GIVEN REQUEST –
Search the material for "name" and show all lines that contain it.

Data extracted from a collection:

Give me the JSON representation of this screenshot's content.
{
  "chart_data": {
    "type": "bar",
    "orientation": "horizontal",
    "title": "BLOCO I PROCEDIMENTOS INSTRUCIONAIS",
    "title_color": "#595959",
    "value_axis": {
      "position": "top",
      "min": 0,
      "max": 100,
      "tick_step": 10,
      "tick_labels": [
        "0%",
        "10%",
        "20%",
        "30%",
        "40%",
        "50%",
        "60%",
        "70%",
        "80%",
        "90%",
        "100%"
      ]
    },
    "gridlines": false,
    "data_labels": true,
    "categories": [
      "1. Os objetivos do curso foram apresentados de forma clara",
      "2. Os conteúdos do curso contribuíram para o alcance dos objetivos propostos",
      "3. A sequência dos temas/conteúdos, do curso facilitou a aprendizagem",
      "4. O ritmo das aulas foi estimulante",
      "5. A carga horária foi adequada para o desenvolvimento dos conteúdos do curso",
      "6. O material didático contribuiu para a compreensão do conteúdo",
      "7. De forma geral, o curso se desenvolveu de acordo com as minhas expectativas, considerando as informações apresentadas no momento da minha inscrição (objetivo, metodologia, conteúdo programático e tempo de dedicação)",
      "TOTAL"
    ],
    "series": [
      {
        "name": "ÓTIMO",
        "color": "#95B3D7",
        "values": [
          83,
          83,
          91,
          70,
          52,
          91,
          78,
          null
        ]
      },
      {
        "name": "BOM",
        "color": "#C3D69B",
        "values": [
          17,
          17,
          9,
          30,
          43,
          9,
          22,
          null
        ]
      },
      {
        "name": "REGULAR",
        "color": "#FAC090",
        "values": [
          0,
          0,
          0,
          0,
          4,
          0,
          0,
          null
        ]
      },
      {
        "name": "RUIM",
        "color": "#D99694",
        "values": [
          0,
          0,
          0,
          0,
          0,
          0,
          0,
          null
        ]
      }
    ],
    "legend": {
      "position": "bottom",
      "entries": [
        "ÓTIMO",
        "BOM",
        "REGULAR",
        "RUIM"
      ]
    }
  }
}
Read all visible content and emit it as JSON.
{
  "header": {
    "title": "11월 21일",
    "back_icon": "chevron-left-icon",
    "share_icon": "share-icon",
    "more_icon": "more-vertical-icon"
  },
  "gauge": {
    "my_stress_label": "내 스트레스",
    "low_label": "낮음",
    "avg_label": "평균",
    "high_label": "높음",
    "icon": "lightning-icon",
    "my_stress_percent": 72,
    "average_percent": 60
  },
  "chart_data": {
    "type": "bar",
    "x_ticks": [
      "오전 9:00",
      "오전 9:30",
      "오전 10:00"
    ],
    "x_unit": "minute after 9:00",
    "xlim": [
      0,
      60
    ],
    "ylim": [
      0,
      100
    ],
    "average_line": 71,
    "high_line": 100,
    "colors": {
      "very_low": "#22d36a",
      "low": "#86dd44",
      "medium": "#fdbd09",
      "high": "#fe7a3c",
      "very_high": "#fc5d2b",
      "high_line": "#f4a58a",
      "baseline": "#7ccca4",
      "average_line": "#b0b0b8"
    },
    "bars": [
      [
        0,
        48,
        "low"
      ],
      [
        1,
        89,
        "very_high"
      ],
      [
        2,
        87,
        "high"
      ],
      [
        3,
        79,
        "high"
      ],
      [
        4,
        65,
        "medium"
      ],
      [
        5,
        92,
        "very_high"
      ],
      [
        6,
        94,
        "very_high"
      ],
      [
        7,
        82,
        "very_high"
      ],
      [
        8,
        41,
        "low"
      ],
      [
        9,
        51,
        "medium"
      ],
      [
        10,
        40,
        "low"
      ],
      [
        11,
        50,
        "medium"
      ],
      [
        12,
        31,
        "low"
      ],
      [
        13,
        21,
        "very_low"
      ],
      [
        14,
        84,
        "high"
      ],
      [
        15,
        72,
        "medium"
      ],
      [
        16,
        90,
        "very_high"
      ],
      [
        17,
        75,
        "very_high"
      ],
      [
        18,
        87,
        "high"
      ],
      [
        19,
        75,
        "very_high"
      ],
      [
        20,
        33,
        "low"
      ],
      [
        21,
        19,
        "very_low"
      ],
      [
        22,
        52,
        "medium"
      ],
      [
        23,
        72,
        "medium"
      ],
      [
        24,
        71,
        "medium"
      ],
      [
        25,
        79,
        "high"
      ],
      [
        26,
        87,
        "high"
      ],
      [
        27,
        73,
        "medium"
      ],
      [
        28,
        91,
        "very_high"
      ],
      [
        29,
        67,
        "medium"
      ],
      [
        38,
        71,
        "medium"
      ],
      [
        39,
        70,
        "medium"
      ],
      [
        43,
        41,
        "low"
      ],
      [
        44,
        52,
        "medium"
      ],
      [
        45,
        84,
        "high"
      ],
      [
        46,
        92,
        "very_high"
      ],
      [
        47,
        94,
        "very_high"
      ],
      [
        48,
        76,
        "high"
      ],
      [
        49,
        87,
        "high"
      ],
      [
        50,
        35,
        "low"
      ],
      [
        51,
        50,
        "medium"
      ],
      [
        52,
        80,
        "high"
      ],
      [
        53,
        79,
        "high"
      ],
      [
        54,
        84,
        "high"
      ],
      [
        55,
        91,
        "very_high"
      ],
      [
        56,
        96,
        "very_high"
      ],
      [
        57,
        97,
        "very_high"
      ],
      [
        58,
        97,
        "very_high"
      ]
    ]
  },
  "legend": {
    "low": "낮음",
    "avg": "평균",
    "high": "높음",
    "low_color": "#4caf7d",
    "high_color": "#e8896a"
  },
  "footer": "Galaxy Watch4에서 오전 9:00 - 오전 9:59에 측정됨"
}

FINAL ANSWER –
        "name": "ÓTIMO",
        "name": "BOM",
        "name": "REGULAR",
        "name": "RUIM",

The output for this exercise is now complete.